[Saved entries]
- - - - -

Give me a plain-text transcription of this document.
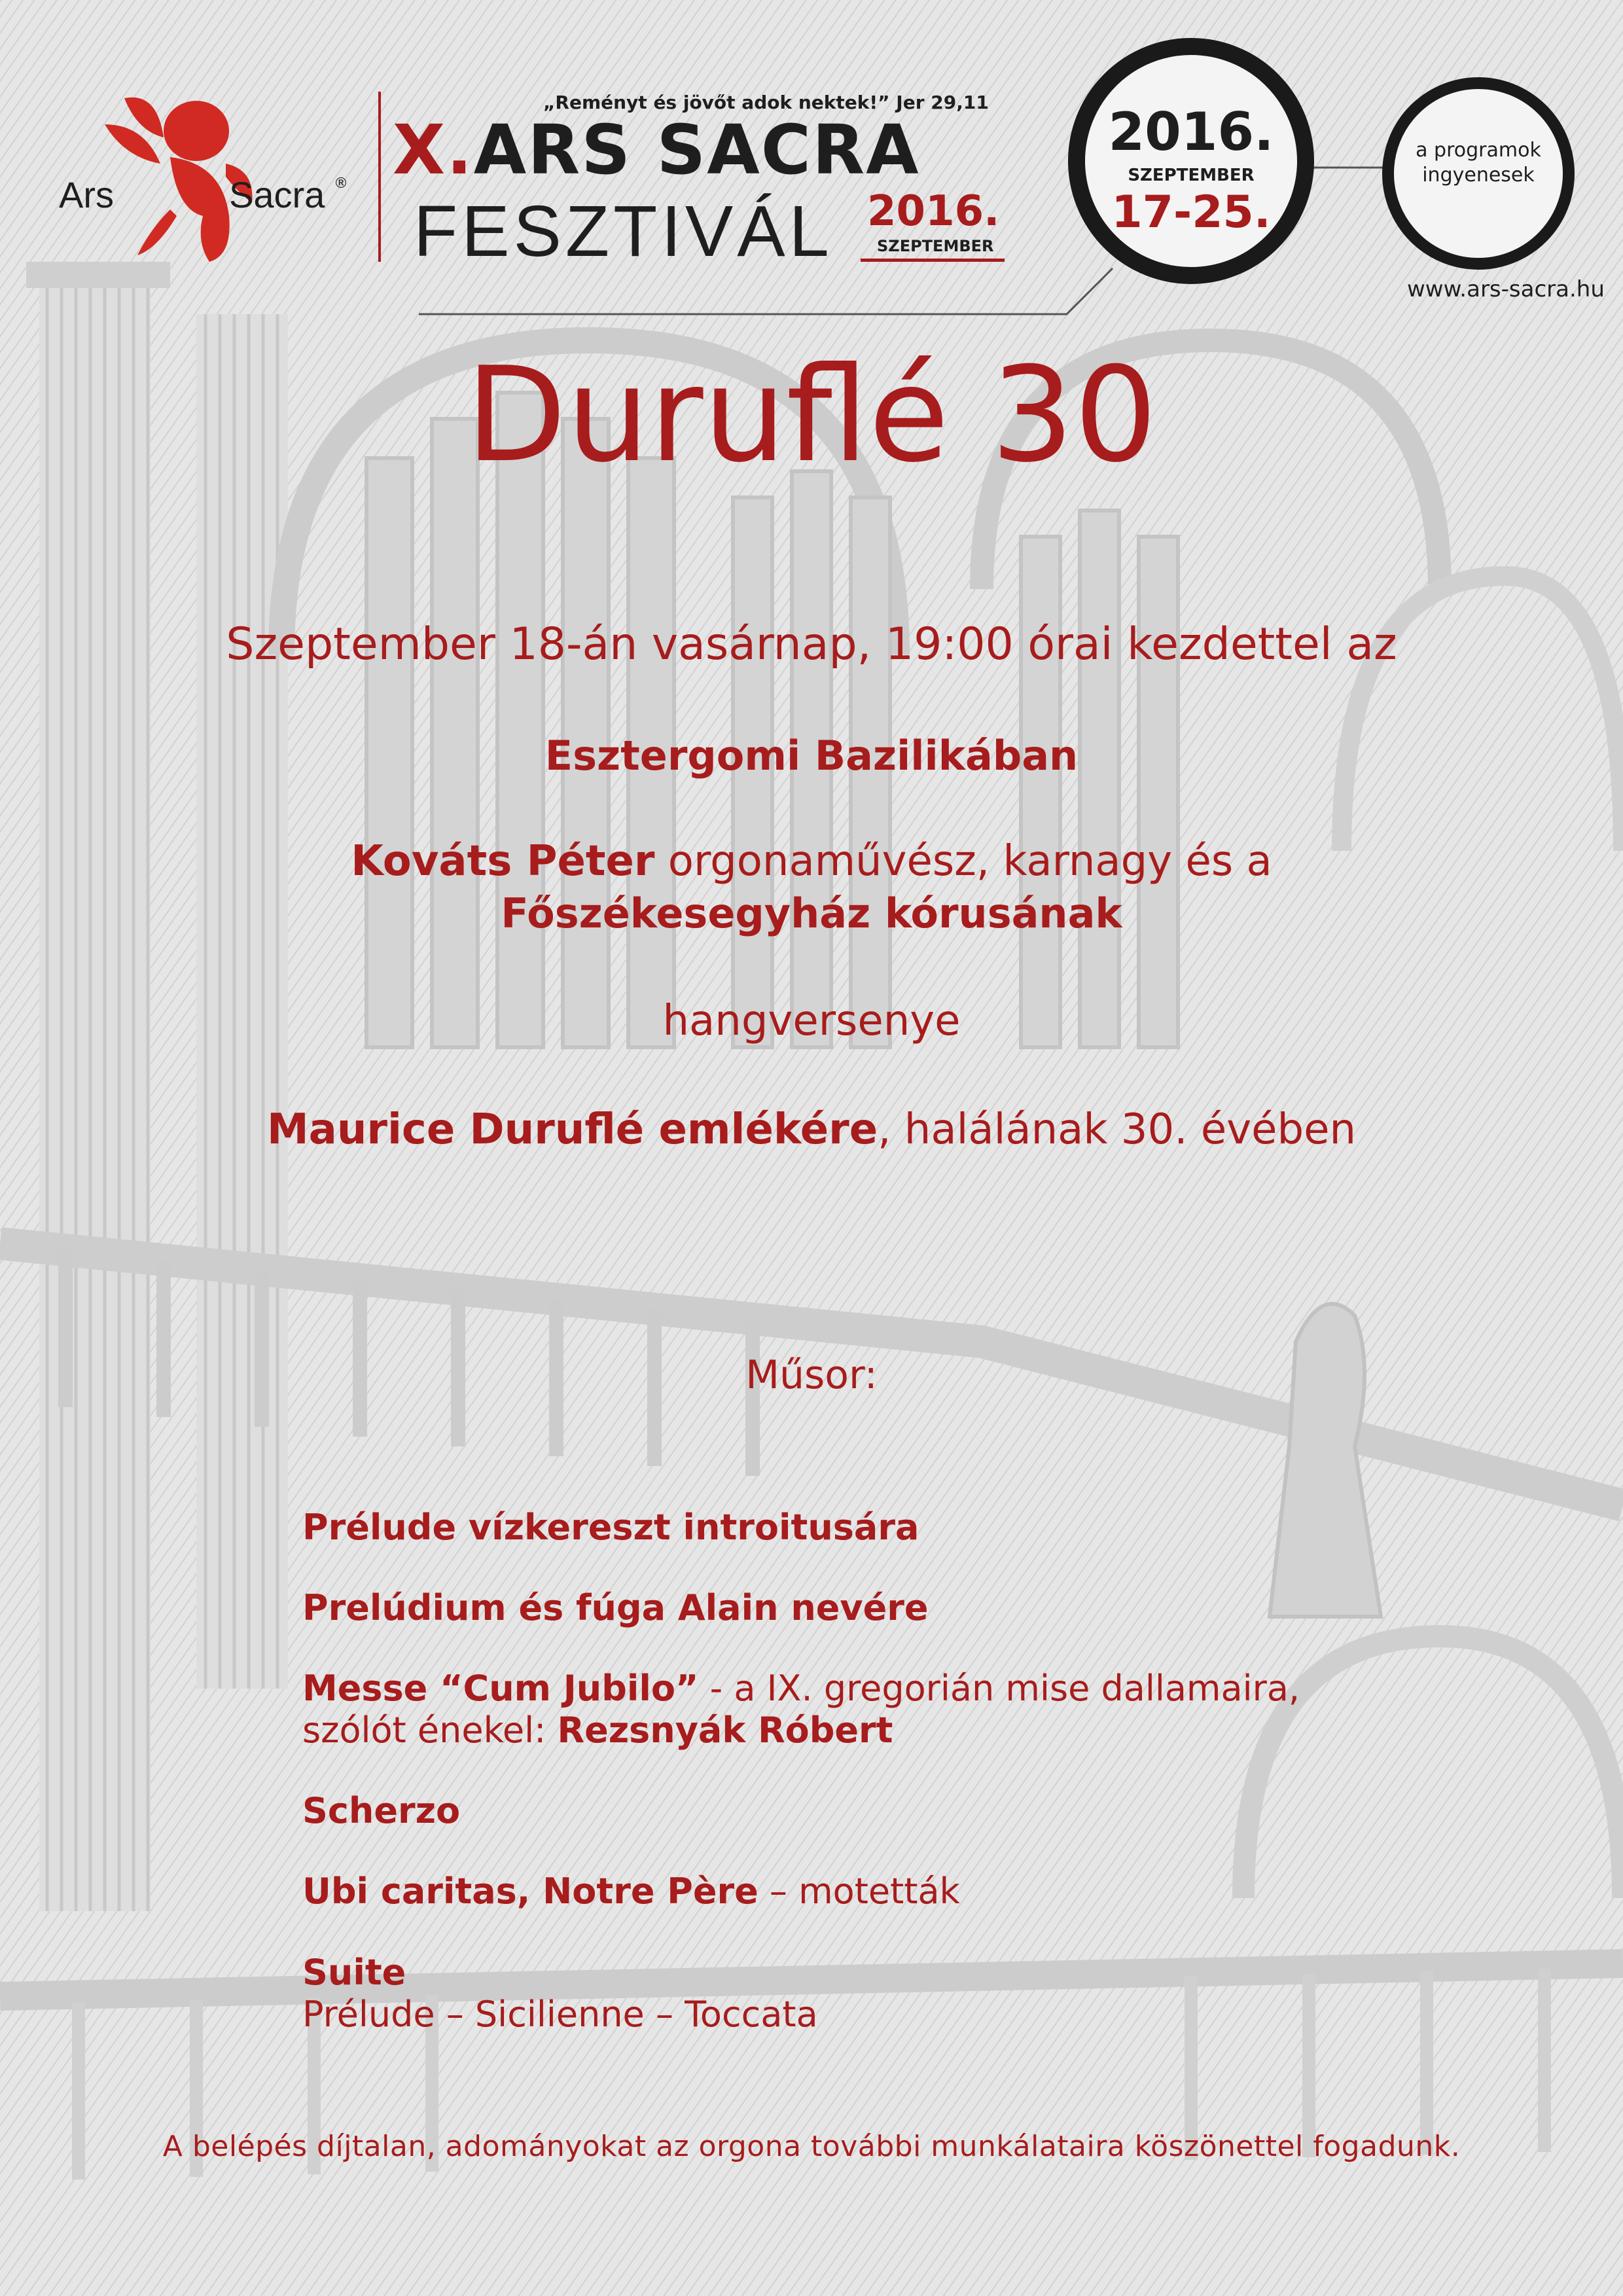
Ars	Sacra ®
„Reményt és jövőt adok nektek!” Jer 29,11
X.ARS SACRA
FESZTIVÁL 2016.
SZEPTEMBER
2016.
SZEPTEMBER
17-25.
a programok
ingyenesek
www.ars-sacra.hu
Duruflé 30
Szeptember 18-án vasárnap, 19:00 órai kezdettel az
Esztergomi Bazilikában
Kováts Péter orgonaművész, karnagy és a
Főszékesegyház kórusának
hangversenye
Maurice Duruflé emlékére, halálának 30. évében
Műsor:
Prélude vízkereszt introitusára
Prelúdium és fúga Alain nevére
Messe “Cum Jubilo” - a IX. gregorián mise dallamaira,
szólót énekel: Rezsnyák Róbert
Scherzo
Ubi caritas, Notre Père – motetták
Suite
Prélude – Sicilienne – Toccata
A belépés díjtalan, adományokat az orgona további munkálataira köszönettel fogadunk.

- - - - -

Task to complete — Find the word "Prélude" in the data and copy out each line where it turns up.

Solution —
Prélude vízkereszt introitusára
Prélude – Sicilienne – Toccata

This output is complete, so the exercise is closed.